# Text excerpt
=-=-=

NPR broadcast a piece this morning on the dismantling of US democratization efforts abroad.

The Trumpkins/Muskites are cutting the National Endowment for Democracy (NED) and the National Democratic Institute (NDI). NPR doesn’t say, but I assume the International Republican Institute (IRI) is also bleeding out. It gets much of its funding through NED, as does NDI. State Department and USAID funding for democratization is also frozen.

Trump is an authoritarian

This is not surprising. Trump has made it clear he thinks he is above the law:

Vice President Vance in Munich this week lectured the Europeans for their alleged intolerance of authoritarian politics. He also preferred meeting with the head of the neo-Nazi Alternative für Deutschland(AfD) rather than Germany’s chancellor.

They are not hiding their own identity or their preferences.

It is not just a preference

At home, Trump is doing authoritarian as well as talking it. The Trump-backed Musk cuts are hitting institutions and programs Congress has authorized and to which it has appropriated funds. The President has a sworn obligation to execute those instructions. The House impeached Trump in 2019 for failing to do so with Ukraine assistance. But that can’t happen again so long as Republicans have the majority. Trump is unleashed.

Some Federal courts have begun to order unfreezing of funds and halts or reversal of firings. Trump is not complying. He is defying and pushing back to force escalation of the cases to the Supreme Court. There he hopes the 6-3 majority he created will back his moves. Even if he loses there, the delay will have destroyed most of what Trump and Musk wanted destroyed.

What’s next?

I expect Trump to go after the courts. He will order up impeachments in Congress of a few Federal judges. If he picks weak and vulnerable ones, they will resign to protect themselves. This will precipitate many more resignations, giving him the possibility of filling them with his own, young, yes-people.

=-=-=

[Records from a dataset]
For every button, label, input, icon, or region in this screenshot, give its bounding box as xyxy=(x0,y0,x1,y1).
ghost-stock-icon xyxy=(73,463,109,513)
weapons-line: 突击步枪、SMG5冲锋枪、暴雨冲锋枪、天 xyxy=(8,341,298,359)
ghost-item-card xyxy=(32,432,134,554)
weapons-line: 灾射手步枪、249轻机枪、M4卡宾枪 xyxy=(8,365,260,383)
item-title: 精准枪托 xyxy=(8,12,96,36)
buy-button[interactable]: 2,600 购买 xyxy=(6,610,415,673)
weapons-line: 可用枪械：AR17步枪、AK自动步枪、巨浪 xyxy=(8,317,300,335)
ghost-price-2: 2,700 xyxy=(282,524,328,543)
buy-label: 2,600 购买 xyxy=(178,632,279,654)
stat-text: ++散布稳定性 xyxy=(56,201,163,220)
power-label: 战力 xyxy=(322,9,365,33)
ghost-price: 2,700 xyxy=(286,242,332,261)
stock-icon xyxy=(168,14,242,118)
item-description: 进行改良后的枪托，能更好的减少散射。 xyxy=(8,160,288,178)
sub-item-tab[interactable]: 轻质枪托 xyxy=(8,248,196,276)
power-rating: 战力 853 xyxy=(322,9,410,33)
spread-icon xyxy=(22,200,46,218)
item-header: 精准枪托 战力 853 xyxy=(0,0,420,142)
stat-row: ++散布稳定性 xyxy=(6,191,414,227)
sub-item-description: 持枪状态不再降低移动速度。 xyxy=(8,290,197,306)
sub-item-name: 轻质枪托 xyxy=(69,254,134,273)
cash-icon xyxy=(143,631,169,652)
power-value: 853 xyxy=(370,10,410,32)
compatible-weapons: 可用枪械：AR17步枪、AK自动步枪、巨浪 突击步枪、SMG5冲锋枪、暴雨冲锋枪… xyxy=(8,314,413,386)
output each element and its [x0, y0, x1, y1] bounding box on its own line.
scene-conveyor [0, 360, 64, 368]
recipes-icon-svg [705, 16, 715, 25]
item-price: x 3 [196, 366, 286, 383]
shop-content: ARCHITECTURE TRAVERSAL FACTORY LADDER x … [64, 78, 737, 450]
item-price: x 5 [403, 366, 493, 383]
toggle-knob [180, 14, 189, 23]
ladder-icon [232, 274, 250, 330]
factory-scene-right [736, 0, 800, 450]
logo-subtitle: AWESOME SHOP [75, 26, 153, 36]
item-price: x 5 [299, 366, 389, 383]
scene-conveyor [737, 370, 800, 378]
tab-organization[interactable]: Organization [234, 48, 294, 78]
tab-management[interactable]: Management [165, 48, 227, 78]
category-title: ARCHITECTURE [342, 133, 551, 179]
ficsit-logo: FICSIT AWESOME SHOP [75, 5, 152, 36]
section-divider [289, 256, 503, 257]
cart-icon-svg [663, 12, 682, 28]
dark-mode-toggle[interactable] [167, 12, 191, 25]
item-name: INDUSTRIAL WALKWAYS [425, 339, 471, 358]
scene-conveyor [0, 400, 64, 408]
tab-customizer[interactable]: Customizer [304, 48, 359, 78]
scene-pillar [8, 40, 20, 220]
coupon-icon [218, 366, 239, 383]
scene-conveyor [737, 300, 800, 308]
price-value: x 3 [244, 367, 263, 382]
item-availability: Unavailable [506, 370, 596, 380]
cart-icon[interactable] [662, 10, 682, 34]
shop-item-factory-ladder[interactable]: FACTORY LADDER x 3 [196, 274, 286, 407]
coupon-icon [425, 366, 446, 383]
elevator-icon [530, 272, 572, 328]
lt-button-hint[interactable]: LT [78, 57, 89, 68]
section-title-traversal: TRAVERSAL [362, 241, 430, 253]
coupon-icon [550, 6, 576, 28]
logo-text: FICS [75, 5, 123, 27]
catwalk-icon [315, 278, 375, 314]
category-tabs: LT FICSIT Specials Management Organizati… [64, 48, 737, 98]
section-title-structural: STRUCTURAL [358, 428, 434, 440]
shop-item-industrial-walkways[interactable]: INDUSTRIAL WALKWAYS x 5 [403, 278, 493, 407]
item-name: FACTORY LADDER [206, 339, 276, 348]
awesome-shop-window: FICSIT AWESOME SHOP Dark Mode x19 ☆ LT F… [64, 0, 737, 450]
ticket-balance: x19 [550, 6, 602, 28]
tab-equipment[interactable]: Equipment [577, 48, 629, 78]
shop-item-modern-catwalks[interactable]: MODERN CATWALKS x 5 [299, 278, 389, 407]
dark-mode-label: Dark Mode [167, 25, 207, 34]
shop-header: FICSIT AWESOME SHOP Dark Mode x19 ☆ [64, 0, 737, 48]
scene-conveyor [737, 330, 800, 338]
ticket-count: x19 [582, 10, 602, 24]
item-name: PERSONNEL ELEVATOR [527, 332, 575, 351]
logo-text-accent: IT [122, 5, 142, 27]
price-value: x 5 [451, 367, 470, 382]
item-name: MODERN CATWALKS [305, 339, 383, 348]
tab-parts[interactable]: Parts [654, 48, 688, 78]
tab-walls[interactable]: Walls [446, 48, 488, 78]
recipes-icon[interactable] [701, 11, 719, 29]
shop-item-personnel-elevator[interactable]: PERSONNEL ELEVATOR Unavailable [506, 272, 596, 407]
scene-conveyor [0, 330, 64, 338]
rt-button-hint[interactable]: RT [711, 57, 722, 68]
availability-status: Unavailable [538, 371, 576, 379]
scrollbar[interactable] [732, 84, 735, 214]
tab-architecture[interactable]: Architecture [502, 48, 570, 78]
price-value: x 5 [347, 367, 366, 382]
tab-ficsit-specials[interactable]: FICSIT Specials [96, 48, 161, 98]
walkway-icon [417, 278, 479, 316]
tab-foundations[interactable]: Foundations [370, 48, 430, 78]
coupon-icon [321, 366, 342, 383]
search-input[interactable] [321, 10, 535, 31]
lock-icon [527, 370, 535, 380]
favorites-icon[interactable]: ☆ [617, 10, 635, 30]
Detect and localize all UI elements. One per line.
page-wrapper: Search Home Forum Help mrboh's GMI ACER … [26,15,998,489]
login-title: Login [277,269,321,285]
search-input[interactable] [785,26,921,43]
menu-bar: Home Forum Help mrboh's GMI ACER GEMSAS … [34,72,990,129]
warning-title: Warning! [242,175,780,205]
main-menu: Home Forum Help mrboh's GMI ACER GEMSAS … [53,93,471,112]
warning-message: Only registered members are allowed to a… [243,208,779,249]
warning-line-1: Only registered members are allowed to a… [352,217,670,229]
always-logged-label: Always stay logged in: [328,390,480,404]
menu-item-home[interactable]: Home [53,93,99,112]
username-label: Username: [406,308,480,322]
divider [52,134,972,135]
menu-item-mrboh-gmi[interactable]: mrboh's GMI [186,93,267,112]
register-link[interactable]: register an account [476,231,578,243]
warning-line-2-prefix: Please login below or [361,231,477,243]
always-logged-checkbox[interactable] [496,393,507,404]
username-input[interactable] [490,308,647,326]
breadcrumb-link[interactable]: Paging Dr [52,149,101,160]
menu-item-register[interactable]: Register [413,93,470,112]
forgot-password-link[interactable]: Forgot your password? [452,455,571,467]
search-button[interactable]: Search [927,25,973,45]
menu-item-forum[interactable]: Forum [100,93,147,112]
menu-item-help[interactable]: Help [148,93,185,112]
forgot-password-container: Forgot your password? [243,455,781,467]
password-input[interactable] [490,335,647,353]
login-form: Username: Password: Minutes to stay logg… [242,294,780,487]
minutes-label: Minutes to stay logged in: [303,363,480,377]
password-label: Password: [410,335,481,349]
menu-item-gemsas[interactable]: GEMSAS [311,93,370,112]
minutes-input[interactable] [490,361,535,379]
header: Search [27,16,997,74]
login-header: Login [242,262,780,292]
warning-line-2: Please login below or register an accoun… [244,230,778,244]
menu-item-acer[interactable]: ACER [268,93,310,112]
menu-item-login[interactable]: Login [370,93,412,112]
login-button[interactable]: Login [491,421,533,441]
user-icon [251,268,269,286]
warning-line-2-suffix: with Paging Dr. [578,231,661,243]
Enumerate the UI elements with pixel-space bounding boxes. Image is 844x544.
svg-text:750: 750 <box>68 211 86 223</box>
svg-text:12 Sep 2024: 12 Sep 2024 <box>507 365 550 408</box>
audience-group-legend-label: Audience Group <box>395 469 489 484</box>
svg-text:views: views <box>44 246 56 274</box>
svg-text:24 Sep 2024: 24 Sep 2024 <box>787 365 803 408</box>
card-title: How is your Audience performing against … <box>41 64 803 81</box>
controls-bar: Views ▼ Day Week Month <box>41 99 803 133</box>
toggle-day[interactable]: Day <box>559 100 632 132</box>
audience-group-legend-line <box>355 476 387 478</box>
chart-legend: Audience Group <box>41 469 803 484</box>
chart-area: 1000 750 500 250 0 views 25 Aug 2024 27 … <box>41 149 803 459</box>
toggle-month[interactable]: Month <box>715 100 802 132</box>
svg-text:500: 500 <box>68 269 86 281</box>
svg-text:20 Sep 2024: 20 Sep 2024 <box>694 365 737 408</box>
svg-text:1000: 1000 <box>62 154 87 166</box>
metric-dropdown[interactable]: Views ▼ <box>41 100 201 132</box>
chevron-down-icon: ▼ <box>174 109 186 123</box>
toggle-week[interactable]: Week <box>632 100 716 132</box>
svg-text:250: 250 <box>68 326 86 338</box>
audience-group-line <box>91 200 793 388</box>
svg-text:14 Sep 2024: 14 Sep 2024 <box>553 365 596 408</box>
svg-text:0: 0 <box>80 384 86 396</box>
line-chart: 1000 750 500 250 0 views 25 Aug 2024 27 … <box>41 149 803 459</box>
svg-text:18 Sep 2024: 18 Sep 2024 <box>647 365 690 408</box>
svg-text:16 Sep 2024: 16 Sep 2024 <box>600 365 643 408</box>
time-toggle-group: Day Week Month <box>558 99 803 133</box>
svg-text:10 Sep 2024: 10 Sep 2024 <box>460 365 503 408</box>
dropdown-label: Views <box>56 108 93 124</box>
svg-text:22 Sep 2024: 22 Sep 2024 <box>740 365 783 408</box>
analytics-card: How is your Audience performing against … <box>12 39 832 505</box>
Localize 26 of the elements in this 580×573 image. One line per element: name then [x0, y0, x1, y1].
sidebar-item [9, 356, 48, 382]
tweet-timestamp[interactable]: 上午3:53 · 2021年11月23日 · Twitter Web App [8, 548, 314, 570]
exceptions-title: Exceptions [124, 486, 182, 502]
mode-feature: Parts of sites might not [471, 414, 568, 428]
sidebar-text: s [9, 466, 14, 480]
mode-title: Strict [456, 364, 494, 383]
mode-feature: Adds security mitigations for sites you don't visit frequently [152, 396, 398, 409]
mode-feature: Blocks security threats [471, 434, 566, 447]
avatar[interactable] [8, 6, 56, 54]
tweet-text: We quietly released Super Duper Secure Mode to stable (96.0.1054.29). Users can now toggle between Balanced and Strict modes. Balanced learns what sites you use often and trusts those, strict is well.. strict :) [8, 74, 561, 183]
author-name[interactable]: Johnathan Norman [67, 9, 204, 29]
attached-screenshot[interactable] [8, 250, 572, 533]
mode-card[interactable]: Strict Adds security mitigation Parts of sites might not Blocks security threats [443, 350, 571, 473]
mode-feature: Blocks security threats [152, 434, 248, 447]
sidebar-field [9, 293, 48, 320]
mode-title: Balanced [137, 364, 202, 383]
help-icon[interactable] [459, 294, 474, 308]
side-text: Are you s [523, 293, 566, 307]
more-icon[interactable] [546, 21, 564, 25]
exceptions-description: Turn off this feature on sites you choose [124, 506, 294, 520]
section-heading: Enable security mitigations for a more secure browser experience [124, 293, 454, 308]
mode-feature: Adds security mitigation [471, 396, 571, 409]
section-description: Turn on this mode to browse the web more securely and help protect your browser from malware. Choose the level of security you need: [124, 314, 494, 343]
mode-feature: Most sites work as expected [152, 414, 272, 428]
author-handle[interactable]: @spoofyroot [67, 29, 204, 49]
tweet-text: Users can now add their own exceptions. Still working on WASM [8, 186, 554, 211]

=-=-=

# Questions on the material
1/ According to the commentary on cuts to US democratization efforts, whom did Vice President Vance prefer meeting in Munich instead of Germany's chancellor?
2/ Please resume the commentary on cuts to US democratization efforts, picking up after its last sentence.

# Numbered responses
1/ The head of the Alternative für Deutschland (AfD).

2/
I suppose at some point there will be massive demonstrations around the country to object to the authoritarian drift. Trump will order violent police action in response. That’s what he wanted to do in his first term. This time around, he won’t hesitate.

He also won’t hesitate to cut taxes for the rich, as he did in his first term. Some of those big cuts expire at the end of 2025. The Republicans in Congress are lining up to do the deed. They’ll give the working class voters who backed Trump a pittance.

The economy is headed into stagflation. Inflation is already up a tad. The new tariffs and shortage of labor due to deportations will contribute more pressure on prices. Meanwhile the government firings and the added costs of the tariffs to consumers will slow the economy. The stock market, which has experienced a glorious 16 years of rise, will implode. That’s not really a prediction, as I haven’t attached a date to it. But I find it hard to believe we’ll get through the next four years without a bust.

Stopping the craziness

I see little immediate prospect for stopping this craziness. A few Republican defections in the House and Senate would help. But Trump’s threat to primary defectors has worked so far. The only real dissenters among Republicans have been people who aren’t running again.

The first big opportunity will be the November 2026 Congressional elections. All of the House and one third of the Senate will then be up for grabs. But only a handful of seats will be competitive. Winning enough of those to gain a majority in one of the Houses will be existential for the Democrats. And for democracy in America and the world.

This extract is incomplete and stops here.